Recorded data:

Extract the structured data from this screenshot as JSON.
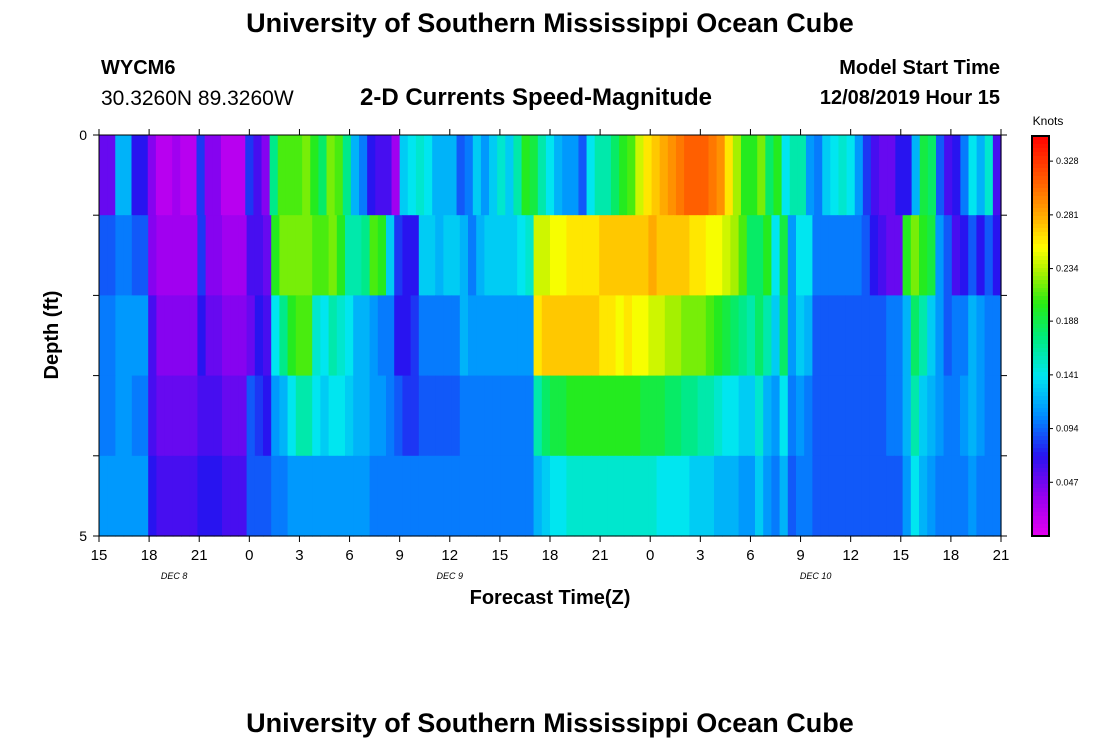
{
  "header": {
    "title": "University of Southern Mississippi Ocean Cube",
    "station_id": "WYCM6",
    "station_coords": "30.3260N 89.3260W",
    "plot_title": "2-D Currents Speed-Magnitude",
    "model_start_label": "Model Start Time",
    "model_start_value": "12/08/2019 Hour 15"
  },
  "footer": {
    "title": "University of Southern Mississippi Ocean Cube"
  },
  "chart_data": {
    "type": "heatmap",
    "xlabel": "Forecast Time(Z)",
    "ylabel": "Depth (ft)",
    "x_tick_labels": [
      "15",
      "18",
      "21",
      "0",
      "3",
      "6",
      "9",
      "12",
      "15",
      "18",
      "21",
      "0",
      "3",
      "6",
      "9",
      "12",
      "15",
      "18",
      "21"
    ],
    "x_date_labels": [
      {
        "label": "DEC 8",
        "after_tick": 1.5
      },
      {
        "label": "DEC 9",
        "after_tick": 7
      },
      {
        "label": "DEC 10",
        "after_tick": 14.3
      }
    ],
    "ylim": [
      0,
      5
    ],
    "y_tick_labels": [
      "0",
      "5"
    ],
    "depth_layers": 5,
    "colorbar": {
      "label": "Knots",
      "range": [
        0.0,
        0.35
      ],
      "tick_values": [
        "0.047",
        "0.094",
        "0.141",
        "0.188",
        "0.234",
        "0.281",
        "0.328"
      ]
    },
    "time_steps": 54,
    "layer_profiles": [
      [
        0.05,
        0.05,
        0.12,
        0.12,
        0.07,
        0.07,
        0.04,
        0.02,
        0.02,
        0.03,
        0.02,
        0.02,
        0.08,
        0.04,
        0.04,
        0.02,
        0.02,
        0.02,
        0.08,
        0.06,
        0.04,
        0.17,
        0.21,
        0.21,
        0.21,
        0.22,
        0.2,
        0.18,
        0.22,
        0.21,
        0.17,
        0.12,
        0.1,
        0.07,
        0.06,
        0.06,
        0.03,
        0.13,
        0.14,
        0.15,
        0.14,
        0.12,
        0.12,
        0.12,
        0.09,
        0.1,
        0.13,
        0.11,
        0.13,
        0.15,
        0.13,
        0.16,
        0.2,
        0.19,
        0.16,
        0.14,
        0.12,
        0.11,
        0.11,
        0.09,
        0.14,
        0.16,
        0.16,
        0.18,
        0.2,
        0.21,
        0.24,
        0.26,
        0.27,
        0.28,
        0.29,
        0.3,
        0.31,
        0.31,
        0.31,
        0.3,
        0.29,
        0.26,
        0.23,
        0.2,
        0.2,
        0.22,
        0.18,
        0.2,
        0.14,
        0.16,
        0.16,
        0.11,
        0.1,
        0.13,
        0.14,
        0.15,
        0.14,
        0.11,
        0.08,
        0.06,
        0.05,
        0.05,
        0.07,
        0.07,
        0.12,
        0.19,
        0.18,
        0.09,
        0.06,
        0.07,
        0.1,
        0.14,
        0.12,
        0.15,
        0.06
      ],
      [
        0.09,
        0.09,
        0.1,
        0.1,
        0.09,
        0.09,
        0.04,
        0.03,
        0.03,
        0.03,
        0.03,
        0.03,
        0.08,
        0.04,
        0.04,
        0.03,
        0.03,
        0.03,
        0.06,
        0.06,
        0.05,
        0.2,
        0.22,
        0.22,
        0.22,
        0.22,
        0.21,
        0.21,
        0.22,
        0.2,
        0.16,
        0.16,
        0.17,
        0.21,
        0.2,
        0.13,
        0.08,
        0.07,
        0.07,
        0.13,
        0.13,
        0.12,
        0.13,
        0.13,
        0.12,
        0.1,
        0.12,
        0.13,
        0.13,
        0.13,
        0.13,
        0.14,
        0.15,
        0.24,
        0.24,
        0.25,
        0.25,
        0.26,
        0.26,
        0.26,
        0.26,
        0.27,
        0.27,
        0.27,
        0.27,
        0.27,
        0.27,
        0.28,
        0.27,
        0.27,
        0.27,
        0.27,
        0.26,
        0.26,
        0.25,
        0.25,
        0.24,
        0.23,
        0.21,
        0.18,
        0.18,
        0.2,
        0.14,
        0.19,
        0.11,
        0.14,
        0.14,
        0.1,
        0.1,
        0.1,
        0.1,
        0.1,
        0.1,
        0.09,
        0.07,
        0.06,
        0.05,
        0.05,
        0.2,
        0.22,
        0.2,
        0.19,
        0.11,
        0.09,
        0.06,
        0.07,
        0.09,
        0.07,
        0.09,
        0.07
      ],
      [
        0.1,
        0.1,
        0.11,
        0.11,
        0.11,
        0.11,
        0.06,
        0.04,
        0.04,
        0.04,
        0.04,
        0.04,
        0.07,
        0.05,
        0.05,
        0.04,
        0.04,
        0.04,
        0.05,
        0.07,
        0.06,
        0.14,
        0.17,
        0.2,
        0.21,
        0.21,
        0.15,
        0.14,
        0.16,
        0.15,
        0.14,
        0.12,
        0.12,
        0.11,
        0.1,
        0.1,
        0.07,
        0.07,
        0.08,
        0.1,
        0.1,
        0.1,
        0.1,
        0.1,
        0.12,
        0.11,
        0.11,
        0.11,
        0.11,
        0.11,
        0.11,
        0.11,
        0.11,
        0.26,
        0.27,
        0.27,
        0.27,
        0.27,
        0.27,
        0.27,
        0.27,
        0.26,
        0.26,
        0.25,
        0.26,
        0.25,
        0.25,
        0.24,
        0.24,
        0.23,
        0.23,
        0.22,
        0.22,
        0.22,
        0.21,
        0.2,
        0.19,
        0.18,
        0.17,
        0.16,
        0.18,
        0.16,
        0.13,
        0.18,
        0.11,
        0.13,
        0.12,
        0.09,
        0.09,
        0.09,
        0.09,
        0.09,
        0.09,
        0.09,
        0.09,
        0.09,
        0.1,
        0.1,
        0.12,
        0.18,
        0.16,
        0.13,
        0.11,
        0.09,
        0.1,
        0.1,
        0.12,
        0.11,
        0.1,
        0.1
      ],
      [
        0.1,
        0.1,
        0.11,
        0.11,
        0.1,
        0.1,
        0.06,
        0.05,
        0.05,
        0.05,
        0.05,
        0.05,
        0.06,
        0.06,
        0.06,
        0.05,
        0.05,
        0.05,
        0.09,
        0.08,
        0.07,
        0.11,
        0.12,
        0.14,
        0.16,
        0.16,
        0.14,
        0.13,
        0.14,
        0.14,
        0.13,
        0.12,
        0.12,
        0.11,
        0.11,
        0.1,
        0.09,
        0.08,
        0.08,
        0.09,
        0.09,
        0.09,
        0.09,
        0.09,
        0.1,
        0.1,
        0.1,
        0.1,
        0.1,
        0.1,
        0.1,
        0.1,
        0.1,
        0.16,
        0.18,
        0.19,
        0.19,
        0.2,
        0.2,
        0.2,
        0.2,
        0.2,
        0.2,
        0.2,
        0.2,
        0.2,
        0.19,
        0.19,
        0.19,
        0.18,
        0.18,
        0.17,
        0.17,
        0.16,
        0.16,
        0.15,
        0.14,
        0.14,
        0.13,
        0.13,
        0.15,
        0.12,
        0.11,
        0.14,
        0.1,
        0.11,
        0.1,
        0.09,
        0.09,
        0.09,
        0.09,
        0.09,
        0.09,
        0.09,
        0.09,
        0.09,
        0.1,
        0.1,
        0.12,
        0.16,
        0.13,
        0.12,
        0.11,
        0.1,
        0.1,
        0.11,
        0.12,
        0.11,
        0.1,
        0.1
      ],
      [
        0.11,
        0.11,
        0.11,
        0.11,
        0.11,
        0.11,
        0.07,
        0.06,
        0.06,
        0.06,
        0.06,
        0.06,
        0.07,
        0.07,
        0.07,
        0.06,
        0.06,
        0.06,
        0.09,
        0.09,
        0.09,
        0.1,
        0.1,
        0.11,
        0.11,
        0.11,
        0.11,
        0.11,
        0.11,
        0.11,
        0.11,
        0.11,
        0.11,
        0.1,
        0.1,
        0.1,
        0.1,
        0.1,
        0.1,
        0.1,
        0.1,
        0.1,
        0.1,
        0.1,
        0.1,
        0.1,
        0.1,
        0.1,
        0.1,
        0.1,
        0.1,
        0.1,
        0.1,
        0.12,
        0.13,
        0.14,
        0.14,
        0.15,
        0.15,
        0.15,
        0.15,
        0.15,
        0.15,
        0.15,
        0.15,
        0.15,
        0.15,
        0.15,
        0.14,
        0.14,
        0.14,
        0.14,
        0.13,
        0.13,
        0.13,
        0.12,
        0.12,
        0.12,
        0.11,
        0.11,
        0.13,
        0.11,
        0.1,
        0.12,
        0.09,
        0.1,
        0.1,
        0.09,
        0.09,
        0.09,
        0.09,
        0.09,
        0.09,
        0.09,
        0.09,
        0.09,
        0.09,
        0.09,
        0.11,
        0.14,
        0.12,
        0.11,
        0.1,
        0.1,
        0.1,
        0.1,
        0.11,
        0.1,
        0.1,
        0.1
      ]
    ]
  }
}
---
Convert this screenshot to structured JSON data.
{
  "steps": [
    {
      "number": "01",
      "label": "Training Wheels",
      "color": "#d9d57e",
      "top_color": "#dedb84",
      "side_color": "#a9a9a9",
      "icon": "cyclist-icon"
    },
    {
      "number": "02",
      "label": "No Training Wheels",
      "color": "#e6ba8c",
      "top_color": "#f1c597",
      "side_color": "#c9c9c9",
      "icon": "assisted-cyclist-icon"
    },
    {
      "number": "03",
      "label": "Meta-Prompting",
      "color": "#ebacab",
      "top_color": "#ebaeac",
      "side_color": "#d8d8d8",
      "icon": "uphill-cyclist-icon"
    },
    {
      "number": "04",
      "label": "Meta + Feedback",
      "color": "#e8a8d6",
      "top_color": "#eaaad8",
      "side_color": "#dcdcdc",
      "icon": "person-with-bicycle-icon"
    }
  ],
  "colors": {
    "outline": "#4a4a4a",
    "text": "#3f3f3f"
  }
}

Work instructions: Check each line above for the string "Ocean", then copy the ones that have it.

Solved problem:
    "title": "University of Southern Mississippi Ocean Cube",
    "title": "University of Southern Mississippi Ocean Cube"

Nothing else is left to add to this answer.